(Rows from a dataset)
---

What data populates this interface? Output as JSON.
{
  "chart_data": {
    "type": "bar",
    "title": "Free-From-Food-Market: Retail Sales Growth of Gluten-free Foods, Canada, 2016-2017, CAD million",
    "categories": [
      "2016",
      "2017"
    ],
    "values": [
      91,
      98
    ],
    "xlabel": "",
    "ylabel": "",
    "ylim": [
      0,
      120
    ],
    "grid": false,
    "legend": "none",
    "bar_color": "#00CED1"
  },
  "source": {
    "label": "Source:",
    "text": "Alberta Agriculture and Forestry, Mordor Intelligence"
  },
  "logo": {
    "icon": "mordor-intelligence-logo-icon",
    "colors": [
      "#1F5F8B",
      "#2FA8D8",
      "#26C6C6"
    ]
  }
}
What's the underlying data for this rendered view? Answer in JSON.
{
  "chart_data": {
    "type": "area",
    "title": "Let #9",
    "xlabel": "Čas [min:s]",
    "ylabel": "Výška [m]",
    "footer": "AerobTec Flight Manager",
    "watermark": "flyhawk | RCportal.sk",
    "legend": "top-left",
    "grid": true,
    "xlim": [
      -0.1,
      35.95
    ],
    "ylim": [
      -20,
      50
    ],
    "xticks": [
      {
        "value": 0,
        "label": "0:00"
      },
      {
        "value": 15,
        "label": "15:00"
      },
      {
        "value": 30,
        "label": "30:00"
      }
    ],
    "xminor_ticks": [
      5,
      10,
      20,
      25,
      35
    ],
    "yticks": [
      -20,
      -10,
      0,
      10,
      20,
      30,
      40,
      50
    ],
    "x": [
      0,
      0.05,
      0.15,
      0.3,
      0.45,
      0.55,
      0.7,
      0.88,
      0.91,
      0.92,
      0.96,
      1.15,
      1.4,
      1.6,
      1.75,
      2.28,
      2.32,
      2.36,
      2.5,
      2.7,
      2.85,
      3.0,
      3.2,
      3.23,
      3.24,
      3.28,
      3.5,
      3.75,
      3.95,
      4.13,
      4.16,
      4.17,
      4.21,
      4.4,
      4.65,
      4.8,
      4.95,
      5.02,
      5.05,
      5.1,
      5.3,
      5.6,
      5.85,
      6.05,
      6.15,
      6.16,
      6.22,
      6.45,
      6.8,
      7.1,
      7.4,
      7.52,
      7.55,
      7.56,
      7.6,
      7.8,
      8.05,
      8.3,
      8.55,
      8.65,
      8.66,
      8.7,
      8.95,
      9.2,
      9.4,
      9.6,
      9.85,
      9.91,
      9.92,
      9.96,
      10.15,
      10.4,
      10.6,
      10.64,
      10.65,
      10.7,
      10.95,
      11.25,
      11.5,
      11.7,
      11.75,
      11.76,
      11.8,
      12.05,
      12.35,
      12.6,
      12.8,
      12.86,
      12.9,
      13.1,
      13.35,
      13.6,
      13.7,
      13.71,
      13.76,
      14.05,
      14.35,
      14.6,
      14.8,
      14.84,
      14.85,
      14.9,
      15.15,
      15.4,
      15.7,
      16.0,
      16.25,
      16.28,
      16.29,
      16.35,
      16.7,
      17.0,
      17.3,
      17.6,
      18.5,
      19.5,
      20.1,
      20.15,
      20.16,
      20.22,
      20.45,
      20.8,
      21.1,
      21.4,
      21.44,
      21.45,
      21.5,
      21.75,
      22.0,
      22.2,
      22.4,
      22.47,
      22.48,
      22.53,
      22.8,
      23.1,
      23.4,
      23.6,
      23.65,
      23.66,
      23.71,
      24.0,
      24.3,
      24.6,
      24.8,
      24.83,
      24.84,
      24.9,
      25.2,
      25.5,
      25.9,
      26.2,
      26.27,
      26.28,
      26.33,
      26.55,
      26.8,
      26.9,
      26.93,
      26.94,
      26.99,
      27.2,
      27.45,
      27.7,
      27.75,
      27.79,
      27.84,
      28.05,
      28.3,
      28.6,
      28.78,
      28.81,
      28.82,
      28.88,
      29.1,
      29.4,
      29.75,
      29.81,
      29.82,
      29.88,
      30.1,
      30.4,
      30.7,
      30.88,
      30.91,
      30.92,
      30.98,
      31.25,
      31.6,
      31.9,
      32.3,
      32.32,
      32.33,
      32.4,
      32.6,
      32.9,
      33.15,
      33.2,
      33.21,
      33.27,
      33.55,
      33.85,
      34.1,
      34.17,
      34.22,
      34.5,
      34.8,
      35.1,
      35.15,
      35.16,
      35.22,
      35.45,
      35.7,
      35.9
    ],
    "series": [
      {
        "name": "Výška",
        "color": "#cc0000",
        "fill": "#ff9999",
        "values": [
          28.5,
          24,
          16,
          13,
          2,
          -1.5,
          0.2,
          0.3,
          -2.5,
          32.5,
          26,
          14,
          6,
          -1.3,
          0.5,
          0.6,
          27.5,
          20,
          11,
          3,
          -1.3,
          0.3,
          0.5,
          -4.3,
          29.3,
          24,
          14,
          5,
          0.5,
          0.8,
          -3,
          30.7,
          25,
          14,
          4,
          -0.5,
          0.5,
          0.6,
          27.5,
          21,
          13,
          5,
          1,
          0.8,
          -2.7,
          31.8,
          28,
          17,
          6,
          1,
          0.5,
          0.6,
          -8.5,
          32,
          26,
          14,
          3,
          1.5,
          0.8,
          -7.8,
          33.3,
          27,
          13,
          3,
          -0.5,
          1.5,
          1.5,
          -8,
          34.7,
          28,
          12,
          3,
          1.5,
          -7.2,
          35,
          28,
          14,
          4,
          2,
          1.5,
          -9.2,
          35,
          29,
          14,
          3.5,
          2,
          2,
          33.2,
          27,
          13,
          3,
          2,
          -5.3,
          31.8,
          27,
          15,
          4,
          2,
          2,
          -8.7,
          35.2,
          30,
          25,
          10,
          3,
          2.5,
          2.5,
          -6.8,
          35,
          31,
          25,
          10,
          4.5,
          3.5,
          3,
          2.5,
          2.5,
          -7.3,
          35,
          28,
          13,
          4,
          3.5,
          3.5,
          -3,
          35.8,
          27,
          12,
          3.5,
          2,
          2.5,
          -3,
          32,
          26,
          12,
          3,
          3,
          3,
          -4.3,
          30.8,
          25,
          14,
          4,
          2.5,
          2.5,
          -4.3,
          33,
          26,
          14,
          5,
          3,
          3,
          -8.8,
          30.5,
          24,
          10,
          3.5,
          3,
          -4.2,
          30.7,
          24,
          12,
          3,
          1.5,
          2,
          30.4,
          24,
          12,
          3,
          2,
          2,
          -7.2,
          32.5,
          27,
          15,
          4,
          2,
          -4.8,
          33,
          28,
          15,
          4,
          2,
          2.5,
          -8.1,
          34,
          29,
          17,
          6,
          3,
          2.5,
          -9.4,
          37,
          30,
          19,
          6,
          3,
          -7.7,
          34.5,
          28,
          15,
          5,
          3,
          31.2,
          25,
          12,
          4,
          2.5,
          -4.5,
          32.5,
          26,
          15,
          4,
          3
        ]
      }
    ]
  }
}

---

Repeat all the records. Match each line exactly.

What data populates this interface? Output as JSON.
{
  "chart_data": {
    "type": "bar",
    "title": "Free-From-Food-Market: Retail Sales Growth of Gluten-free Foods, Canada, 2016-2017, CAD million",
    "categories": [
      "2016",
      "2017"
    ],
    "values": [
      91,
      98
    ],
    "xlabel": "",
    "ylabel": "",
    "ylim": [
      0,
      120
    ],
    "grid": false,
    "legend": "none",
    "bar_color": "#00CED1"
  },
  "source": {
    "label": "Source:",
    "text": "Alberta Agriculture and Forestry, Mordor Intelligence"
  },
  "logo": {
    "icon": "mordor-intelligence-logo-icon",
    "colors": [
      "#1F5F8B",
      "#2FA8D8",
      "#26C6C6"
    ]
  }
}
What's the underlying data for this rendered view? Answer in JSON.
{
  "chart_data": {
    "type": "area",
    "title": "Let #9",
    "xlabel": "Čas [min:s]",
    "ylabel": "Výška [m]",
    "footer": "AerobTec Flight Manager",
    "watermark": "flyhawk | RCportal.sk",
    "legend": "top-left",
    "grid": true,
    "xlim": [
      -0.1,
      35.95
    ],
    "ylim": [
      -20,
      50
    ],
    "xticks": [
      {
        "value": 0,
        "label": "0:00"
      },
      {
        "value": 15,
        "label": "15:00"
      },
      {
        "value": 30,
        "label": "30:00"
      }
    ],
    "xminor_ticks": [
      5,
      10,
      20,
      25,
      35
    ],
    "yticks": [
      -20,
      -10,
      0,
      10,
      20,
      30,
      40,
      50
    ],
    "x": [
      0,
      0.05,
      0.15,
      0.3,
      0.45,
      0.55,
      0.7,
      0.88,
      0.91,
      0.92,
      0.96,
      1.15,
      1.4,
      1.6,
      1.75,
      2.28,
      2.32,
      2.36,
      2.5,
      2.7,
      2.85,
      3.0,
      3.2,
      3.23,
      3.24,
      3.28,
      3.5,
      3.75,
      3.95,
      4.13,
      4.16,
      4.17,
      4.21,
      4.4,
      4.65,
      4.8,
      4.95,
      5.02,
      5.05,
      5.1,
      5.3,
      5.6,
      5.85,
      6.05,
      6.15,
      6.16,
      6.22,
      6.45,
      6.8,
      7.1,
      7.4,
      7.52,
      7.55,
      7.56,
      7.6,
      7.8,
      8.05,
      8.3,
      8.55,
      8.65,
      8.66,
      8.7,
      8.95,
      9.2,
      9.4,
      9.6,
      9.85,
      9.91,
      9.92,
      9.96,
      10.15,
      10.4,
      10.6,
      10.64,
      10.65,
      10.7,
      10.95,
      11.25,
      11.5,
      11.7,
      11.75,
      11.76,
      11.8,
      12.05,
      12.35,
      12.6,
      12.8,
      12.86,
      12.9,
      13.1,
      13.35,
      13.6,
      13.7,
      13.71,
      13.76,
      14.05,
      14.35,
      14.6,
      14.8,
      14.84,
      14.85,
      14.9,
      15.15,
      15.4,
      15.7,
      16.0,
      16.25,
      16.28,
      16.29,
      16.35,
      16.7,
      17.0,
      17.3,
      17.6,
      18.5,
      19.5,
      20.1,
      20.15,
      20.16,
      20.22,
      20.45,
      20.8,
      21.1,
      21.4,
      21.44,
      21.45,
      21.5,
      21.75,
      22.0,
      22.2,
      22.4,
      22.47,
      22.48,
      22.53,
      22.8,
      23.1,
      23.4,
      23.6,
      23.65,
      23.66,
      23.71,
      24.0,
      24.3,
      24.6,
      24.8,
      24.83,
      24.84,
      24.9,
      25.2,
      25.5,
      25.9,
      26.2,
      26.27,
      26.28,
      26.33,
      26.55,
      26.8,
      26.9,
      26.93,
      26.94,
      26.99,
      27.2,
      27.45,
      27.7,
      27.75,
      27.79,
      27.84,
      28.05,
      28.3,
      28.6,
      28.78,
      28.81,
      28.82,
      28.88,
      29.1,
      29.4,
      29.75,
      29.81,
      29.82,
      29.88,
      30.1,
      30.4,
      30.7,
      30.88,
      30.91,
      30.92,
      30.98,
      31.25,
      31.6,
      31.9,
      32.3,
      32.32,
      32.33,
      32.4,
      32.6,
      32.9,
      33.15,
      33.2,
      33.21,
      33.27,
      33.55,
      33.85,
      34.1,
      34.17,
      34.22,
      34.5,
      34.8,
      35.1,
      35.15,
      35.16,
      35.22,
      35.45,
      35.7,
      35.9
    ],
    "series": [
      {
        "name": "Výška",
        "color": "#cc0000",
        "fill": "#ff9999",
        "values": [
          28.5,
          24,
          16,
          13,
          2,
          -1.5,
          0.2,
          0.3,
          -2.5,
          32.5,
          26,
          14,
          6,
          -1.3,
          0.5,
          0.6,
          27.5,
          20,
          11,
          3,
          -1.3,
          0.3,
          0.5,
          -4.3,
          29.3,
          24,
          14,
          5,
          0.5,
          0.8,
          -3,
          30.7,
          25,
          14,
          4,
          -0.5,
          0.5,
          0.6,
          27.5,
          21,
          13,
          5,
          1,
          0.8,
          -2.7,
          31.8,
          28,
          17,
          6,
          1,
          0.5,
          0.6,
          -8.5,
          32,
          26,
          14,
          3,
          1.5,
          0.8,
          -7.8,
          33.3,
          27,
          13,
          3,
          -0.5,
          1.5,
          1.5,
          -8,
          34.7,
          28,
          12,
          3,
          1.5,
          -7.2,
          35,
          28,
          14,
          4,
          2,
          1.5,
          -9.2,
          35,
          29,
          14,
          3.5,
          2,
          2,
          33.2,
          27,
          13,
          3,
          2,
          -5.3,
          31.8,
          27,
          15,
          4,
          2,
          2,
          -8.7,
          35.2,
          30,
          25,
          10,
          3,
          2.5,
          2.5,
          -6.8,
          35,
          31,
          25,
          10,
          4.5,
          3.5,
          3,
          2.5,
          2.5,
          -7.3,
          35,
          28,
          13,
          4,
          3.5,
          3.5,
          -3,
          35.8,
          27,
          12,
          3.5,
          2,
          2.5,
          -3,
          32,
          26,
          12,
          3,
          3,
          3,
          -4.3,
          30.8,
          25,
          14,
          4,
          2.5,
          2.5,
          -4.3,
          33,
          26,
          14,
          5,
          3,
          3,
          -8.8,
          30.5,
          24,
          10,
          3.5,
          3,
          -4.2,
          30.7,
          24,
          12,
          3,
          1.5,
          2,
          30.4,
          24,
          12,
          3,
          2,
          2,
          -7.2,
          32.5,
          27,
          15,
          4,
          2,
          -4.8,
          33,
          28,
          15,
          4,
          2,
          2.5,
          -8.1,
          34,
          29,
          17,
          6,
          3,
          2.5,
          -9.4,
          37,
          30,
          19,
          6,
          3,
          -7.7,
          34.5,
          28,
          15,
          5,
          3,
          31.2,
          25,
          12,
          4,
          2.5,
          -4.5,
          32.5,
          26,
          15,
          4,
          3
        ]
      }
    ]
  }
}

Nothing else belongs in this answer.